§ EXCERPT:
France Telecom execs may be tried over suicides

Agence France-Presse
Ex-France Telecom CEO Didier Lombard speaks at the company's annual general meeting in Paris on May 26, 2009.

French prosecutors have called for telecommunications giant France Telecom, now renamed Orange, and its former executives to face trial over a wave of employee suicides, an investigation source said Thursday.

After a probe lasting seven years, prosecutors have asked an investigating judge to bring harassment charges against the company and its former chief executive Didier Lombard, the source told AFP.

Prosecutors want similar charges to be brought against the company's former number two, Louis-Pierre Wenes and its former human resources chief, Olivier Barberot.

Another four executives could be tried for complicity in the harassment, according to the requests, which were dated June 22.

A spokesman for Orange said the request for a trial was "a normal stage in the procedure (that) does not assume how the judge will decide."

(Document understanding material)

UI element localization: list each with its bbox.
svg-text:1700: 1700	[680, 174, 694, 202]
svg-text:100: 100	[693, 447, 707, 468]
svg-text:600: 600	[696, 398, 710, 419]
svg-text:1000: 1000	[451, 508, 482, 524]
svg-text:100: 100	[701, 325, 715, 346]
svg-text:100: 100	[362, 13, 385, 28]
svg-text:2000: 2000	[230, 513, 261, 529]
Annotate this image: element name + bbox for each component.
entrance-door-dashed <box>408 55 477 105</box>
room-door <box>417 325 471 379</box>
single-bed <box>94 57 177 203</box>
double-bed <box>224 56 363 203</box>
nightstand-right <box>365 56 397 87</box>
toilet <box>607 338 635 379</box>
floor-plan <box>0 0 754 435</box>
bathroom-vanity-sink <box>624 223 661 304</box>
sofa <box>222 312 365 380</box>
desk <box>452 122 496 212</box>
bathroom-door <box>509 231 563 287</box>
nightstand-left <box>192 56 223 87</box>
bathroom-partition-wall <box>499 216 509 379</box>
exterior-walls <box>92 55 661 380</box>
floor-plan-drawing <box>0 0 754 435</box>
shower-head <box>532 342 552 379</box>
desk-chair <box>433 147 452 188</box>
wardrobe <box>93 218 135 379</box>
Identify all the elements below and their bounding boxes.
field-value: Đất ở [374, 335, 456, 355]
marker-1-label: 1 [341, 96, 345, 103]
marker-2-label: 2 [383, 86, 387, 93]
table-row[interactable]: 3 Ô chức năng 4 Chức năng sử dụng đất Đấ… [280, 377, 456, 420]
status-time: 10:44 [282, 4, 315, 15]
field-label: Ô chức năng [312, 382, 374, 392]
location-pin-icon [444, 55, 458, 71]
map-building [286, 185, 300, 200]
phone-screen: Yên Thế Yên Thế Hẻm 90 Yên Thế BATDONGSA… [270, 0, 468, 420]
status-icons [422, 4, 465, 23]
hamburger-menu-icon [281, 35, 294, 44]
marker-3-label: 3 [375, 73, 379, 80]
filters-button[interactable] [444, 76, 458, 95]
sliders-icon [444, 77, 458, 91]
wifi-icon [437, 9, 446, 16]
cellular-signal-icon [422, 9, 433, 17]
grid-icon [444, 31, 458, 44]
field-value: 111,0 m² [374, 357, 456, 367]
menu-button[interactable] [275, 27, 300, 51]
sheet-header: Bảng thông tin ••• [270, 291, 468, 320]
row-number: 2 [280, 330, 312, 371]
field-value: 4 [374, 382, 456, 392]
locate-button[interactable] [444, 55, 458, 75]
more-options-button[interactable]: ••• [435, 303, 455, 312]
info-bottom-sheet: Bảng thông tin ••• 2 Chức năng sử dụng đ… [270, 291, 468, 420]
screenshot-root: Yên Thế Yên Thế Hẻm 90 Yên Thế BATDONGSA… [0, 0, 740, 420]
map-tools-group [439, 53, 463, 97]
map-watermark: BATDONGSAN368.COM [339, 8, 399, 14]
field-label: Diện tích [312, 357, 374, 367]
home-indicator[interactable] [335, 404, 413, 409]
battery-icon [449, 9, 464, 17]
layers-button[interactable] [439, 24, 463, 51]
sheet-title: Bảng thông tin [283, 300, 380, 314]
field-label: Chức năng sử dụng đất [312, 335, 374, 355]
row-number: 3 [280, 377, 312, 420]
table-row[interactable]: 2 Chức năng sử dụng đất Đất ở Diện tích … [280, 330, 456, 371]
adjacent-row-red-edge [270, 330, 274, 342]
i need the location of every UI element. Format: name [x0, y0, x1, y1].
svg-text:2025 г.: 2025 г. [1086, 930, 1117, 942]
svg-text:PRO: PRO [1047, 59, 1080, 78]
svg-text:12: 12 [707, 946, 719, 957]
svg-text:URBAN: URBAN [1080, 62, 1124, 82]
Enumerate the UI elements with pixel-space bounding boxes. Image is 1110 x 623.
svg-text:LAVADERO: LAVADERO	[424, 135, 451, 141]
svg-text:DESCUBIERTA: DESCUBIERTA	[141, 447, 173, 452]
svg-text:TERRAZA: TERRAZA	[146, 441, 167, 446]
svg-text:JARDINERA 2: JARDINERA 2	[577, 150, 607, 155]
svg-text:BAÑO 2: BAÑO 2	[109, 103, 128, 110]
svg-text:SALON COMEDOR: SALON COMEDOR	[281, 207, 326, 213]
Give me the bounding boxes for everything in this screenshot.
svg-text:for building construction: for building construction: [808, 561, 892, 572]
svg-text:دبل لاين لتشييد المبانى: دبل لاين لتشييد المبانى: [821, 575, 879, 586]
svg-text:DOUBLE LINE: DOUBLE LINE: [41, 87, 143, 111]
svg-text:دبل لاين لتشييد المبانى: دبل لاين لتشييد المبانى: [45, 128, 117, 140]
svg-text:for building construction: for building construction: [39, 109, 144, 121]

§ COMPLETE THE FOLLOWING:
a) Answer these questions about the France Telecom article:
(i) How long did the prosecutors' probe last?
(ii) On what date were the prosecutors' requests dated?
(iii) Who was the company's former human resources chief?
b) Write out the France Telecom article word for word, starting at "France Telecom execs" and ending at "chief, Olivier Barberot.".
You do not need the material for this work.

§ RESULTS OF THE EXERCISE:
a)
(i) Seven years
(ii) June 22
(iii) Olivier Barberot

b)
France Telecom execs may be tried over suicides

Agence France-Presse
Ex-France Telecom CEO Didier Lombard speaks at the company's annual general meeting in Paris on May 26, 2009.

French prosecutors have called for telecommunications giant France Telecom, now renamed Orange, and its former executives to face trial over a wave of employee suicides, an investigation source said Thursday.

After a probe lasting seven years, prosecutors have asked an investigating judge to bring harassment charges against the company and its former chief executive Didier Lombard, the source told AFP.

Prosecutors want similar charges to be brought against the company's former number two, Louis-Pierre Wenes and its former human resources chief, Olivier Barberot.